Quote the listing below in its entirety.

● **Material for this exercise**:
+++

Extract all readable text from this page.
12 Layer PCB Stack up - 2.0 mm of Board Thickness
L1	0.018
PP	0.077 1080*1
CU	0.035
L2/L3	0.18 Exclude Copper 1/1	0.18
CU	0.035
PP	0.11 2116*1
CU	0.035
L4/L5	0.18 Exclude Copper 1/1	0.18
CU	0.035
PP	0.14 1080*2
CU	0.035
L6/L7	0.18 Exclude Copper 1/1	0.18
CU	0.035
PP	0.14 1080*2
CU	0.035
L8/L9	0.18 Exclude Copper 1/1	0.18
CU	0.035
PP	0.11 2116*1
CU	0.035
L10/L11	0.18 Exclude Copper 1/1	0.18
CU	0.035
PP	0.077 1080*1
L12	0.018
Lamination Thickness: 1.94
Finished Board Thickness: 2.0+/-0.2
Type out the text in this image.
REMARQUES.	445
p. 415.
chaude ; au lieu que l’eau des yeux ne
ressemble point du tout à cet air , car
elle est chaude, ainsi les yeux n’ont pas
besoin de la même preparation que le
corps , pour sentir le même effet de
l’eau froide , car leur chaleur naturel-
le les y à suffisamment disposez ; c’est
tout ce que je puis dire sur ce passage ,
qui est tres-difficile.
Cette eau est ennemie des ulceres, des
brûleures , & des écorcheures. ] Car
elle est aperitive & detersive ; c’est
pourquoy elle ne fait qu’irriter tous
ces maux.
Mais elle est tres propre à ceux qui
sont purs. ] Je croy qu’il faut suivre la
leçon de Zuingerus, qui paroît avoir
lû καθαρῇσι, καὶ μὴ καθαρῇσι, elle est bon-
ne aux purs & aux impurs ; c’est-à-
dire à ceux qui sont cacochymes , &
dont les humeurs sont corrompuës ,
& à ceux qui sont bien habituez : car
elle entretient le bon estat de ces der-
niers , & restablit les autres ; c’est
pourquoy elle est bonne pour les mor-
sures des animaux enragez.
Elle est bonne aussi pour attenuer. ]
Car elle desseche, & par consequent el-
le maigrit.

+++

● **Solution for this problem**:
Extract all readable text from this page.
12 Layer PCB Stack up - 2.0 mm of Board Thickness
L1	0.018
PP	0.077 1080*1
CU	0.035
L2/L3	0.18 Exclude Copper 1/1	0.18
CU	0.035
PP	0.11 2116*1
CU	0.035
L4/L5	0.18 Exclude Copper 1/1	0.18
CU	0.035
PP	0.14 1080*2
CU	0.035
L6/L7	0.18 Exclude Copper 1/1	0.18
CU	0.035
PP	0.14 1080*2
CU	0.035
L8/L9	0.18 Exclude Copper 1/1	0.18
CU	0.035
PP	0.11 2116*1
CU	0.035
L10/L11	0.18 Exclude Copper 1/1	0.18
CU	0.035
PP	0.077 1080*1
L12	0.018
Lamination Thickness: 1.94
Finished Board Thickness: 2.0+/-0.2
Type out the text in this image.
REMARQUES.	445
p. 415.
chaude ; au lieu que l’eau des yeux ne
ressemble point du tout à cet air , car
elle est chaude, ainsi les yeux n’ont pas
besoin de la même preparation que le
corps , pour sentir le même effet de
l’eau froide , car leur chaleur naturel-
le les y à suffisamment disposez ; c’est
tout ce que je puis dire sur ce passage ,
qui est tres-difficile.
Cette eau est ennemie des ulceres, des
brûleures , & des écorcheures. ] Car
elle est aperitive & detersive ; c’est
pourquoy elle ne fait qu’irriter tous
ces maux.
Mais elle est tres propre à ceux qui
sont purs. ] Je croy qu’il faut suivre la
leçon de Zuingerus, qui paroît avoir
lû καθαρῇσι, καὶ μὴ καθαρῇσι, elle est bon-
ne aux purs & aux impurs ; c’est-à-
dire à ceux qui sont cacochymes , &
dont les humeurs sont corrompuës ,
& à ceux qui sont bien habituez : car
elle entretient le bon estat de ces der-
niers , & restablit les autres ; c’est
pourquoy elle est bonne pour les mor-
sures des animaux enragez.
Elle est bonne aussi pour attenuer. ]
Car elle desseche, & par consequent el-
le maigrit.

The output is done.